__EXERCISE INPUTS__.
:::::
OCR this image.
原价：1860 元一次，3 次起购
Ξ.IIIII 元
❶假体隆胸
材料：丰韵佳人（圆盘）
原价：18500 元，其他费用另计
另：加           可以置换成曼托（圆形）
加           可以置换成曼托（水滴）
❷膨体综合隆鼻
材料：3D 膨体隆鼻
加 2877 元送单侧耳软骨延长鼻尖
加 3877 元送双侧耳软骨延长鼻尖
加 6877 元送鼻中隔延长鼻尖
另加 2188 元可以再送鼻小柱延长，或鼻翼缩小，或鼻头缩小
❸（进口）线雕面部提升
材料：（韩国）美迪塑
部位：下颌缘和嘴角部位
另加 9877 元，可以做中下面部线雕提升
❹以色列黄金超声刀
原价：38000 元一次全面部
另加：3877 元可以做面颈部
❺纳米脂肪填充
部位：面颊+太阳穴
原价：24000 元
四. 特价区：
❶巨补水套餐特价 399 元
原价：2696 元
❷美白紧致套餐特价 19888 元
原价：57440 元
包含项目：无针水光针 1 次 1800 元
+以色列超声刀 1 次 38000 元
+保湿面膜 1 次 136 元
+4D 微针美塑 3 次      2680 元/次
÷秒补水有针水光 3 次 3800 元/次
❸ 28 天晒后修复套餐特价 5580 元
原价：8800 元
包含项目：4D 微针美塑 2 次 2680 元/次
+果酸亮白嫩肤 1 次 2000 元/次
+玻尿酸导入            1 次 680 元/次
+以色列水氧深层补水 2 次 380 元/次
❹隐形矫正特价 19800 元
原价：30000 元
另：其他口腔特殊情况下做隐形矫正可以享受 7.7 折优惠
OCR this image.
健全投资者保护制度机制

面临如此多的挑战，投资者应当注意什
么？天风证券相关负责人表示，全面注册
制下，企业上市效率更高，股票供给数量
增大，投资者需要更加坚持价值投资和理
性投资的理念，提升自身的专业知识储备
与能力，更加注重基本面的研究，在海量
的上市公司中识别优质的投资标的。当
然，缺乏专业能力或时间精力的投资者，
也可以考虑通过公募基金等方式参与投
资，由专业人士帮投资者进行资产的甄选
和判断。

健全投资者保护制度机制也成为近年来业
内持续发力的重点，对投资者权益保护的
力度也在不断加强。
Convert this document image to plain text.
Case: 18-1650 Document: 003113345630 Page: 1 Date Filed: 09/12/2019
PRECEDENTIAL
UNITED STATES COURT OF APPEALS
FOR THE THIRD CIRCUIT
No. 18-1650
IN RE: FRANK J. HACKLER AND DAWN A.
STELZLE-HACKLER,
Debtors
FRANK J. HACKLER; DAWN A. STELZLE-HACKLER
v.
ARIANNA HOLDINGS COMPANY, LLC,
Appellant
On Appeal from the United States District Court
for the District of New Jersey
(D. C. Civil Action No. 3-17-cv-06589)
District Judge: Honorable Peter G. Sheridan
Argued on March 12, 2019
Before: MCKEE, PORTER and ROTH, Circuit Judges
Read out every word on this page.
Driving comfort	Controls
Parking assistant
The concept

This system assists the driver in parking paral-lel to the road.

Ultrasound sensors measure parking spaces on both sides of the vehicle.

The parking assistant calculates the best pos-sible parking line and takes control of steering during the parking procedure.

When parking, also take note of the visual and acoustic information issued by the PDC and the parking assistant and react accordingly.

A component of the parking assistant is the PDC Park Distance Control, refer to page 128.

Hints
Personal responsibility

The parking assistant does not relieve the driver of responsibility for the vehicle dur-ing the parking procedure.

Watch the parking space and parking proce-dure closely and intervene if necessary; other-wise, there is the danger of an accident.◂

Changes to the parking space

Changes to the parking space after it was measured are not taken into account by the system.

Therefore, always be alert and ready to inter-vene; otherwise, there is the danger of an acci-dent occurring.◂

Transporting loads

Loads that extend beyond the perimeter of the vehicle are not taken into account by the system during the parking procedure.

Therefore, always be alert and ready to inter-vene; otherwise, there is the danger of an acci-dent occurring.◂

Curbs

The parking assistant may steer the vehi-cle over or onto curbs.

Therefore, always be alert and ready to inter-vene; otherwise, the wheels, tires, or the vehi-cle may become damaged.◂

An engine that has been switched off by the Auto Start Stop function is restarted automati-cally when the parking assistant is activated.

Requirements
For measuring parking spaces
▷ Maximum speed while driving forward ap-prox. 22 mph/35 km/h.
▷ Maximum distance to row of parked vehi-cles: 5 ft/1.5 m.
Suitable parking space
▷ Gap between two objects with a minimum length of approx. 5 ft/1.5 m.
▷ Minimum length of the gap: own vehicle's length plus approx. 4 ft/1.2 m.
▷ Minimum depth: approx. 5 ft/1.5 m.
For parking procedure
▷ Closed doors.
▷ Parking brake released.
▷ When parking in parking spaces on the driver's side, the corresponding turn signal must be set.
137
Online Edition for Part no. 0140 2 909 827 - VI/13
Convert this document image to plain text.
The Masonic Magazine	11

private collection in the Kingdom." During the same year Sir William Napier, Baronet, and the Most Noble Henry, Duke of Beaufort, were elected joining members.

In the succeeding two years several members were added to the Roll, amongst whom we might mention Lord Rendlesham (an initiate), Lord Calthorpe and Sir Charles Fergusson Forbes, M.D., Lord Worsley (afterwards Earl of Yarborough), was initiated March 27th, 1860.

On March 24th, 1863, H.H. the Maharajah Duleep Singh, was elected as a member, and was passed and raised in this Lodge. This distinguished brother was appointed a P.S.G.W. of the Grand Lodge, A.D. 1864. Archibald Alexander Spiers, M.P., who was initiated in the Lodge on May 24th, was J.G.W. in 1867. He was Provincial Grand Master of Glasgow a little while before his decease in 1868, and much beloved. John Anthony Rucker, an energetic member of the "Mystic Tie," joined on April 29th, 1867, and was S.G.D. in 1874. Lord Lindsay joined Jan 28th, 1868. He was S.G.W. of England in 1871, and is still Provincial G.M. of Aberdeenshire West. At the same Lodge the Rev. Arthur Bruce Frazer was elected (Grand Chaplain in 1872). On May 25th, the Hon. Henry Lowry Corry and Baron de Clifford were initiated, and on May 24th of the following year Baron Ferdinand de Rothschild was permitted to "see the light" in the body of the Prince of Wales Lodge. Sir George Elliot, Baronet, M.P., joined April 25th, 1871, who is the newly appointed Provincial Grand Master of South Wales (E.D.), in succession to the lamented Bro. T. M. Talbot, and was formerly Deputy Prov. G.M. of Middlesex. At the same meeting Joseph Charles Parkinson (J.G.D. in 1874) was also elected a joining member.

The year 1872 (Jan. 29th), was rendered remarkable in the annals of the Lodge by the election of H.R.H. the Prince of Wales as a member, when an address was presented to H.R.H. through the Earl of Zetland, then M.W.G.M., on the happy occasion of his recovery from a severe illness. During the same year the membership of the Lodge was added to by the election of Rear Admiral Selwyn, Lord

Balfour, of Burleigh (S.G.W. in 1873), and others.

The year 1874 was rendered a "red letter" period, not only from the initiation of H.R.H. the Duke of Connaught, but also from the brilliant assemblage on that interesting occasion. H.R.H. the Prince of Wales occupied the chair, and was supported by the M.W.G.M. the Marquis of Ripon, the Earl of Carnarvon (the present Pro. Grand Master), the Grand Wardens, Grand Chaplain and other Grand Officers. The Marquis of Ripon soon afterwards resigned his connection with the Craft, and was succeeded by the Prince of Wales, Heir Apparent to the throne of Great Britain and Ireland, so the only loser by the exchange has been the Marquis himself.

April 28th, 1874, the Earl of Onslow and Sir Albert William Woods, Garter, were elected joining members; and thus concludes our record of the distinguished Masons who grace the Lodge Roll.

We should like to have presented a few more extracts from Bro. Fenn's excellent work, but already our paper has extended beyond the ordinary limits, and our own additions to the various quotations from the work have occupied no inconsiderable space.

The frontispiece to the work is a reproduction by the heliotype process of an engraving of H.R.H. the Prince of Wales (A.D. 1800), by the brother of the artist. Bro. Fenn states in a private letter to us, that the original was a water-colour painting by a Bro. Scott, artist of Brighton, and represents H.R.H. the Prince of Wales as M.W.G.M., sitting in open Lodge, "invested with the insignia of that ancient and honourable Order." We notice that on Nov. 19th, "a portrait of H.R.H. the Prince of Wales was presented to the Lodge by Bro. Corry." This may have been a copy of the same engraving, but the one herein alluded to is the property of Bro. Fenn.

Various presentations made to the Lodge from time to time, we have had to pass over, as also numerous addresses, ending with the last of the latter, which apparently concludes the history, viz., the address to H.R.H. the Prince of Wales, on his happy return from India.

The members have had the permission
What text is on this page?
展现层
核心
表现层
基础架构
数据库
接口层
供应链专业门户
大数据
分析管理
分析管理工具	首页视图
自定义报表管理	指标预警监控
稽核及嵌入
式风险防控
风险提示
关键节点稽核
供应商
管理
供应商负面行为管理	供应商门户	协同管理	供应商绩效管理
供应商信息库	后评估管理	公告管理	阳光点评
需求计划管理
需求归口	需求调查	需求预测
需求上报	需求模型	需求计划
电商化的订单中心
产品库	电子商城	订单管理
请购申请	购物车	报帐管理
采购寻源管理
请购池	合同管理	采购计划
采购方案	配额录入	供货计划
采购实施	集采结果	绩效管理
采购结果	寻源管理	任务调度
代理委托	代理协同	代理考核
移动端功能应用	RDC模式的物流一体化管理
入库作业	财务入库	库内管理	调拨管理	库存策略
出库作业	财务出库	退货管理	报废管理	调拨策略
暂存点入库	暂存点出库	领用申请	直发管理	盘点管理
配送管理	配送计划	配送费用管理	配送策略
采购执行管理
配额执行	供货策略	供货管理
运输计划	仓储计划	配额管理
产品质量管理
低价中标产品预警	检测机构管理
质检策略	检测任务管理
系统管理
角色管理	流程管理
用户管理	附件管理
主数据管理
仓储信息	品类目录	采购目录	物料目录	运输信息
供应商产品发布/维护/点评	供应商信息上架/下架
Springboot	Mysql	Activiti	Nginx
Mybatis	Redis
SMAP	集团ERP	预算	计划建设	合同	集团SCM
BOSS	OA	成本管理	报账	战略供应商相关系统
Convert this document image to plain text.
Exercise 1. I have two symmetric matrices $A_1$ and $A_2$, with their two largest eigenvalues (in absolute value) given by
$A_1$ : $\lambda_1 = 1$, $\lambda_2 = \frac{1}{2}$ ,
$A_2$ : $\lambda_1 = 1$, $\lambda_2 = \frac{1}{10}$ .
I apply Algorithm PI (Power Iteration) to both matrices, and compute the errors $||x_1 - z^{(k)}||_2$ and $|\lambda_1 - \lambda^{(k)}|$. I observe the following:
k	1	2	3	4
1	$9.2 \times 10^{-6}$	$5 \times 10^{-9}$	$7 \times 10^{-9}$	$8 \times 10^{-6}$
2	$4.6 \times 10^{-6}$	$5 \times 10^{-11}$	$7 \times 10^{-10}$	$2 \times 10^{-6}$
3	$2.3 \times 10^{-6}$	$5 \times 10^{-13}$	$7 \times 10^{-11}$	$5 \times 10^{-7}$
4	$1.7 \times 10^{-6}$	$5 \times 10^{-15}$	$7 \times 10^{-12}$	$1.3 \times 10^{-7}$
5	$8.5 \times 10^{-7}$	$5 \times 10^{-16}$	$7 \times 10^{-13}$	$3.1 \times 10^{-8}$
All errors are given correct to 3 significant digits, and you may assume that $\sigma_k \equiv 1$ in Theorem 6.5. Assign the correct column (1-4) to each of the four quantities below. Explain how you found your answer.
:::::
__REQUIREMENTS__. Show all lines from the listing above in which "spaces" appears.

__ANSWER FOR THE TASK__.
Ultrasound sensors measure parking spaces on both sides of the vehicle.
For measuring parking spaces
▷ When parking in parking spaces on the driver's side, the corresponding turn signal must be set.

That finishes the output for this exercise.